Return each line of the records below that contains the word "acids".

(Stored data entries)

★ ★ ★ ★

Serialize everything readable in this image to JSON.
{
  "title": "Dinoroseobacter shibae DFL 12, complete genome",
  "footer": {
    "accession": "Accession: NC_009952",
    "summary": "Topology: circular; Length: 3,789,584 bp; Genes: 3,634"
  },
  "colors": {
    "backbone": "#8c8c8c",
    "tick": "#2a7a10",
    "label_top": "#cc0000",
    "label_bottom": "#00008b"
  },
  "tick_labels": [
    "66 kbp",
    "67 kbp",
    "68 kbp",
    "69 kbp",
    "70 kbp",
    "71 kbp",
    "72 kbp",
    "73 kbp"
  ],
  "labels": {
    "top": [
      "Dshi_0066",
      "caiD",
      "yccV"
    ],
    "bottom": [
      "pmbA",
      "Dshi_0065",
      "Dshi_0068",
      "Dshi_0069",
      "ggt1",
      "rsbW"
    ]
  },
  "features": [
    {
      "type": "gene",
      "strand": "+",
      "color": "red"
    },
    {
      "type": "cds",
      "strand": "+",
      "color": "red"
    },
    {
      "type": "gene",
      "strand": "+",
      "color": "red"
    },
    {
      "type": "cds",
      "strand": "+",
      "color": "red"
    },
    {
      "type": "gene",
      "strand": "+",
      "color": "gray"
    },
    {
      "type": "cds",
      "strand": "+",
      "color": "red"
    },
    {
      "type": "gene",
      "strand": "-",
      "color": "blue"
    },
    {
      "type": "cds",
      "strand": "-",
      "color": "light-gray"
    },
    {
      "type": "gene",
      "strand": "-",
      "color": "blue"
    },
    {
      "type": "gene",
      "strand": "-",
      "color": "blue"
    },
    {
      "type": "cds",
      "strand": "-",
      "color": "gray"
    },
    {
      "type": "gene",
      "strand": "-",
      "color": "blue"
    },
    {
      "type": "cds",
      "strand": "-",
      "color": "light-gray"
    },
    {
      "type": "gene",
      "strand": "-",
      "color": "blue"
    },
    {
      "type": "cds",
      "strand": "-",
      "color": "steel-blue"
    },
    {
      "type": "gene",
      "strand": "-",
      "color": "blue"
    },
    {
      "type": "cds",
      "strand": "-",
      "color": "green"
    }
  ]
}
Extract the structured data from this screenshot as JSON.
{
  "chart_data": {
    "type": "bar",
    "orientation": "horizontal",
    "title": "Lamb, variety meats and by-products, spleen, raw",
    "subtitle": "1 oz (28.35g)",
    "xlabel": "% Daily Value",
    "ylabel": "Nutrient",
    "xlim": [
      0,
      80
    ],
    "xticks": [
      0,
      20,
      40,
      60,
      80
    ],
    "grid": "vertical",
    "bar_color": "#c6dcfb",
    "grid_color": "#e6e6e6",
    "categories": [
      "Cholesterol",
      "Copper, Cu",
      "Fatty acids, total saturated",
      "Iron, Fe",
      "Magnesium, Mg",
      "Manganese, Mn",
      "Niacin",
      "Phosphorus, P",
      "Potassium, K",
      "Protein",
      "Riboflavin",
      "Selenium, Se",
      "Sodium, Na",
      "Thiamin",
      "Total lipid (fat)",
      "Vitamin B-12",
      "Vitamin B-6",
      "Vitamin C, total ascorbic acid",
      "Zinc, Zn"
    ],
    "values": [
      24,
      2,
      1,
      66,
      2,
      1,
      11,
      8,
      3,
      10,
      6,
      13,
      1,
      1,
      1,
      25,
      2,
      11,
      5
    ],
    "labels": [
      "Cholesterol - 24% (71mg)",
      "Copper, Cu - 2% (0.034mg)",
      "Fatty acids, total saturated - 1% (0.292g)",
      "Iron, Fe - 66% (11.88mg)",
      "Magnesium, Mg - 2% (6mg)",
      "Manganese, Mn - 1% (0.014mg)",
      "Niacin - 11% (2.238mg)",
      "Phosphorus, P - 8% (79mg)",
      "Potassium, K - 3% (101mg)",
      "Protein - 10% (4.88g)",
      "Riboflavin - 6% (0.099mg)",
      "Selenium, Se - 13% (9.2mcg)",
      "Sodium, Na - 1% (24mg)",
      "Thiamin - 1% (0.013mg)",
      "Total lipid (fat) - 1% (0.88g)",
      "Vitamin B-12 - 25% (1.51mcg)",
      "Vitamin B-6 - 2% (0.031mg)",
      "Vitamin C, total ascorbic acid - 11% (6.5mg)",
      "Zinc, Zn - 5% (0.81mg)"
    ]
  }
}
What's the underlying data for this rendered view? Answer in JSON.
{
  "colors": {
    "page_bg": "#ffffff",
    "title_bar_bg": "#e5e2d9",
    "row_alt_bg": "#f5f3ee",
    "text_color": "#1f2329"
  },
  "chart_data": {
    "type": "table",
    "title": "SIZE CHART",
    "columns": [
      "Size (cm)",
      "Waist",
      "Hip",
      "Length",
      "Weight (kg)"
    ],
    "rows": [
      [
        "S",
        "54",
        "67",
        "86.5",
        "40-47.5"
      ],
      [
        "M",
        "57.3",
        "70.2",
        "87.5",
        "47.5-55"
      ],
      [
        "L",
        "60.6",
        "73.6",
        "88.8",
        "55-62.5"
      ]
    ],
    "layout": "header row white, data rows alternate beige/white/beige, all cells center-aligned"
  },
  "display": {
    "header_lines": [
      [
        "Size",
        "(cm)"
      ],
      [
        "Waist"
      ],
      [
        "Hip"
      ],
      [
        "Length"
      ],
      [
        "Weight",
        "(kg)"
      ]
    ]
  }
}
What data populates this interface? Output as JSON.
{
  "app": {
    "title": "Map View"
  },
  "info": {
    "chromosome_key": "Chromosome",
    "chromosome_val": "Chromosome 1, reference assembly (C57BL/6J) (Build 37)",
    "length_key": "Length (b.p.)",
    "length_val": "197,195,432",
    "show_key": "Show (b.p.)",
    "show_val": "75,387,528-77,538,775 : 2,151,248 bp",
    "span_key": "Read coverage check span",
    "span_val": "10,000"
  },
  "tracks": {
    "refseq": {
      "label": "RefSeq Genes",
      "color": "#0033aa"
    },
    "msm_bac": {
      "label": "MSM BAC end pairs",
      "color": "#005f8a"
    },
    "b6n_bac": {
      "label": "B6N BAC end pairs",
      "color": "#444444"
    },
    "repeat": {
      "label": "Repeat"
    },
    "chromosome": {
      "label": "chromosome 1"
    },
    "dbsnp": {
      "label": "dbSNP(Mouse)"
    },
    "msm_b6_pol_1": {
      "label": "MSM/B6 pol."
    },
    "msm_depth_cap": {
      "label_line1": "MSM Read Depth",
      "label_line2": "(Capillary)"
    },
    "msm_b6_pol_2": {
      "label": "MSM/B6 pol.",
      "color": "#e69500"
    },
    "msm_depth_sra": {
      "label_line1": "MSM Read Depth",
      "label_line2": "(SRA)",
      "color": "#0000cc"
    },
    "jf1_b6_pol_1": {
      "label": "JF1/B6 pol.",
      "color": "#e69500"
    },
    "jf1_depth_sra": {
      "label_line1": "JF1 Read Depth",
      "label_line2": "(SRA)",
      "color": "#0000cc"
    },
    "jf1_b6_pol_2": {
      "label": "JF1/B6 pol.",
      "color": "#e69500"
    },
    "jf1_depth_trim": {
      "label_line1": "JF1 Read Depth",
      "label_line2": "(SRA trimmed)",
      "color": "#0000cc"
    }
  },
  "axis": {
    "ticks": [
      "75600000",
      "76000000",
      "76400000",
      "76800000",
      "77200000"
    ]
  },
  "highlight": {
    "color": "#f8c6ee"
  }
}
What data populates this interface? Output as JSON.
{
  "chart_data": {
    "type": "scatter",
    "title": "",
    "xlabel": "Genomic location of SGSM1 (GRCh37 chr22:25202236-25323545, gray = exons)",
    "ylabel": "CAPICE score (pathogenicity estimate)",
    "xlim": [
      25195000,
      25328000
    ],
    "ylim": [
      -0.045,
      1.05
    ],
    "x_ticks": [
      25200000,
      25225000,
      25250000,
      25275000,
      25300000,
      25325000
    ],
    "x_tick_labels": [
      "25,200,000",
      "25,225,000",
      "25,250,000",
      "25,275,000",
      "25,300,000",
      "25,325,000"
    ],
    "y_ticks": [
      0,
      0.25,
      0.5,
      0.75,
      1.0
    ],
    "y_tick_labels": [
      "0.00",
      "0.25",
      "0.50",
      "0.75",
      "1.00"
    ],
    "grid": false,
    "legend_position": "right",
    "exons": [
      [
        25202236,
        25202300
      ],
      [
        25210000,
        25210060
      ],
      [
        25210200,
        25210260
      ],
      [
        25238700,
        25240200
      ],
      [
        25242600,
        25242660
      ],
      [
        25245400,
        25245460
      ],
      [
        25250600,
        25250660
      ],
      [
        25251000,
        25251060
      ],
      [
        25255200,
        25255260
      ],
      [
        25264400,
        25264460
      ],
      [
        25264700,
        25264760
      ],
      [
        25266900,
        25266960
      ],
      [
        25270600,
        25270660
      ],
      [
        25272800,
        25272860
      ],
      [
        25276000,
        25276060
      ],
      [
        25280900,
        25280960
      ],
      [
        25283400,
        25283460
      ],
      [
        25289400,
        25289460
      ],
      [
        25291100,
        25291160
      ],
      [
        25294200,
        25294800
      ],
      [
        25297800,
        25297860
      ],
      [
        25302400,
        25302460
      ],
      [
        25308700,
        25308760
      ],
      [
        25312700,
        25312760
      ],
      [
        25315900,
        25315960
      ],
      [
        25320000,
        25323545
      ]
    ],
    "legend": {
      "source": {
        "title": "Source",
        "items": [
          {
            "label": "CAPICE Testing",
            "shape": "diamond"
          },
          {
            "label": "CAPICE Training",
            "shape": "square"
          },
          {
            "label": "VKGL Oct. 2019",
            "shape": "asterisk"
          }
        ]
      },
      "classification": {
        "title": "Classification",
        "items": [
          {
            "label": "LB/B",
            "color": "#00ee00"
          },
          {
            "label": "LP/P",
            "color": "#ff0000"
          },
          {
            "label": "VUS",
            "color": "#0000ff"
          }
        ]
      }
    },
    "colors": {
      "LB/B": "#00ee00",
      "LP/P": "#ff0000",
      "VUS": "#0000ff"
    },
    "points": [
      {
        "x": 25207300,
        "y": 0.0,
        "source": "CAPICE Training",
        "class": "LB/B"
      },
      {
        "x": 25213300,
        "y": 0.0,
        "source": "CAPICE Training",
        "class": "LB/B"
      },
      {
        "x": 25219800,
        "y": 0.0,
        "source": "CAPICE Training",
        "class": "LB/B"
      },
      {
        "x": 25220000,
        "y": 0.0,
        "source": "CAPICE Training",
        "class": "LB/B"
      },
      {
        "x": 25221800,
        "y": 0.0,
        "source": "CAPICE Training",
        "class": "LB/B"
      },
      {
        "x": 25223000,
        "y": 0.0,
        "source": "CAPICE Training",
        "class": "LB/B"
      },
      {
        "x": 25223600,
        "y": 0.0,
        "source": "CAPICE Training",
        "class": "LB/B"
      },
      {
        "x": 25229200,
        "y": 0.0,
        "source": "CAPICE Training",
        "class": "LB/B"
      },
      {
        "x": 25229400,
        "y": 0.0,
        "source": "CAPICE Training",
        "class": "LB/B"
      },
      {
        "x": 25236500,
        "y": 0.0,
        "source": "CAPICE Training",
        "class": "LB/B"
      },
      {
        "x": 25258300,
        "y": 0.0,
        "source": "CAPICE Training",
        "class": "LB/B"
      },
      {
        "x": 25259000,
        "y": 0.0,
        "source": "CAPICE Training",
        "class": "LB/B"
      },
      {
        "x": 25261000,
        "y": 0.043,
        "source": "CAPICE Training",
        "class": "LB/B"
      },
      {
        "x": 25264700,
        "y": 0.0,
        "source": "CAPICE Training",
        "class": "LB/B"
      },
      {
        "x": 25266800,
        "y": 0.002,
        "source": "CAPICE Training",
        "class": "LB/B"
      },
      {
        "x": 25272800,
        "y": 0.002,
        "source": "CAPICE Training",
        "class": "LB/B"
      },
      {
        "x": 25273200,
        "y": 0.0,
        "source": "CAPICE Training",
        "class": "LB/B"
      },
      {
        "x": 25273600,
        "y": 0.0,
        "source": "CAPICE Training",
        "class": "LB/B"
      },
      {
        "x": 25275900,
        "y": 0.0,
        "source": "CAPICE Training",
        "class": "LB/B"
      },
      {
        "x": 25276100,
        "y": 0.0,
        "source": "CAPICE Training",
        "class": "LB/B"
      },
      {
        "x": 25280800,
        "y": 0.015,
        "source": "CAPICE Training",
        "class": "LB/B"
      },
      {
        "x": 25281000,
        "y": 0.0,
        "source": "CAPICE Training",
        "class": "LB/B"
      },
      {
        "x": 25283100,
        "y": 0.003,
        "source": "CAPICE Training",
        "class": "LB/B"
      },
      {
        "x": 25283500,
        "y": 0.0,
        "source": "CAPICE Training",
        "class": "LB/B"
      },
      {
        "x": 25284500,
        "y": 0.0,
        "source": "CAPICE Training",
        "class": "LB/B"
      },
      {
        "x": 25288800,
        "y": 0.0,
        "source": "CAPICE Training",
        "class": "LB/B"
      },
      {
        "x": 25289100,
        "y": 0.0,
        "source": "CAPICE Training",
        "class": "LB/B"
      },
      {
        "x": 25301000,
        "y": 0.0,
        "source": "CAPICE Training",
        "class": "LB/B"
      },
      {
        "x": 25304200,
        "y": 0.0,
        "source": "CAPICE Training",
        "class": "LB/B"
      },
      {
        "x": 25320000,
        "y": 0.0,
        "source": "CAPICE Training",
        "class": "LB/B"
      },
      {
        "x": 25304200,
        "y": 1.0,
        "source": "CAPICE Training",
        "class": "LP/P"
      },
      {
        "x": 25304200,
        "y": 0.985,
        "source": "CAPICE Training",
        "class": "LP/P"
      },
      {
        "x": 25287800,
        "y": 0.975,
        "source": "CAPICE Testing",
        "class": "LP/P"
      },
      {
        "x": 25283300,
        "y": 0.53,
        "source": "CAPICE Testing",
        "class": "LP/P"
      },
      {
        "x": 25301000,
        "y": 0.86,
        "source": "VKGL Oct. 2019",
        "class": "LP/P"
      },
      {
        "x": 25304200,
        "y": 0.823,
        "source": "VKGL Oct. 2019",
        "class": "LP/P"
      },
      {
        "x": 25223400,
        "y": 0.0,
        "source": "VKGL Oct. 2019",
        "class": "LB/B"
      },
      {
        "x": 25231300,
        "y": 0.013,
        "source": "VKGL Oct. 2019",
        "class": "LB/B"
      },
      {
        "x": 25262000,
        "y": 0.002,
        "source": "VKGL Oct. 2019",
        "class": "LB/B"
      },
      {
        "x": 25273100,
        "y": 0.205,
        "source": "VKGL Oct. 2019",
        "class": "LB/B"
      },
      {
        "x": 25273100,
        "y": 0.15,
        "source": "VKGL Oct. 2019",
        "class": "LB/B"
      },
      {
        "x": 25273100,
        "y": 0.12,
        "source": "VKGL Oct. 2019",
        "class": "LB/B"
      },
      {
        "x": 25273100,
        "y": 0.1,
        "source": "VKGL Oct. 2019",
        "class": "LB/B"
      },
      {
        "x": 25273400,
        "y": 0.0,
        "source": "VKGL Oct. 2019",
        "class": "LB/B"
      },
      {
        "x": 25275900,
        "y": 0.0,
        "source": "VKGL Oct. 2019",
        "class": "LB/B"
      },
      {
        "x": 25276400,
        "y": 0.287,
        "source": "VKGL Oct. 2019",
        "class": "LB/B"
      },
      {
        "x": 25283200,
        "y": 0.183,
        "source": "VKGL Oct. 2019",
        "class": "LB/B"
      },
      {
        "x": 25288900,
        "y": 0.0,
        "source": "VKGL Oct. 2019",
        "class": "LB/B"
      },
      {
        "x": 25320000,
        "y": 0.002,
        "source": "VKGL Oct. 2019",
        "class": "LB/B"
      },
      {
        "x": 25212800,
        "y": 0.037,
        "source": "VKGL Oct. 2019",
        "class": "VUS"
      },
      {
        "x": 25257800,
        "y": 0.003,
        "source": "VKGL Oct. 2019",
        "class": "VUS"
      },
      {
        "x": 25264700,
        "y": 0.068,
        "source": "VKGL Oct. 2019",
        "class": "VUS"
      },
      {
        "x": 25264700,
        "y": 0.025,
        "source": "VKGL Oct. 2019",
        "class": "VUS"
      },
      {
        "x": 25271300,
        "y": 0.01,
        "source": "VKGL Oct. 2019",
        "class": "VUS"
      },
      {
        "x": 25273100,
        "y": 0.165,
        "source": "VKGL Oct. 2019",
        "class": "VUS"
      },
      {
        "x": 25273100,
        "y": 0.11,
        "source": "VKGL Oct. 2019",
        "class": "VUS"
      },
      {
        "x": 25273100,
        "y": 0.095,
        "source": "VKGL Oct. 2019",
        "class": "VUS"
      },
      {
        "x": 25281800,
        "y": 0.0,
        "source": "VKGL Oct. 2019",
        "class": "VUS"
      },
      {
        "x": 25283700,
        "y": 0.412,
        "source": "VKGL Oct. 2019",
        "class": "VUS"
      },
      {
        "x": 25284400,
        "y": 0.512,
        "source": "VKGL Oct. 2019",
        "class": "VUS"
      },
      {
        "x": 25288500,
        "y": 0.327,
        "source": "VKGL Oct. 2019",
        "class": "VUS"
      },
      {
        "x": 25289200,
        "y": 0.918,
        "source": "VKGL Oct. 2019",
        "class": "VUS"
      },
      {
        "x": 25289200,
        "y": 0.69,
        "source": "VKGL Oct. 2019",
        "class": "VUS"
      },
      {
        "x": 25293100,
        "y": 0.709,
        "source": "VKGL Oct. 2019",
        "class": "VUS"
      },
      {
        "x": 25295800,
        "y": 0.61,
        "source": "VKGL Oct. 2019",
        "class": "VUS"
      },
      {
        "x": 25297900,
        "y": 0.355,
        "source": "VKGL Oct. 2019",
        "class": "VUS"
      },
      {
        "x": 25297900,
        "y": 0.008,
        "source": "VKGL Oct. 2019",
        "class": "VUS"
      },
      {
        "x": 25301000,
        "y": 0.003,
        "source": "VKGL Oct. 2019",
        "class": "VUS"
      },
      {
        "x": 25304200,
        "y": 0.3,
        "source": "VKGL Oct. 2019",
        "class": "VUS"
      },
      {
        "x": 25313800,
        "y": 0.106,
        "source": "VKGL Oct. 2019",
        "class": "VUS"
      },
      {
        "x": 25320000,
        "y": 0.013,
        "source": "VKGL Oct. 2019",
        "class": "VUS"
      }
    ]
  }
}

★ ★ ★ ★

| Output of the task |
      "Fatty acids, total saturated",
      "Fatty acids, total saturated - 1% (0.292g)",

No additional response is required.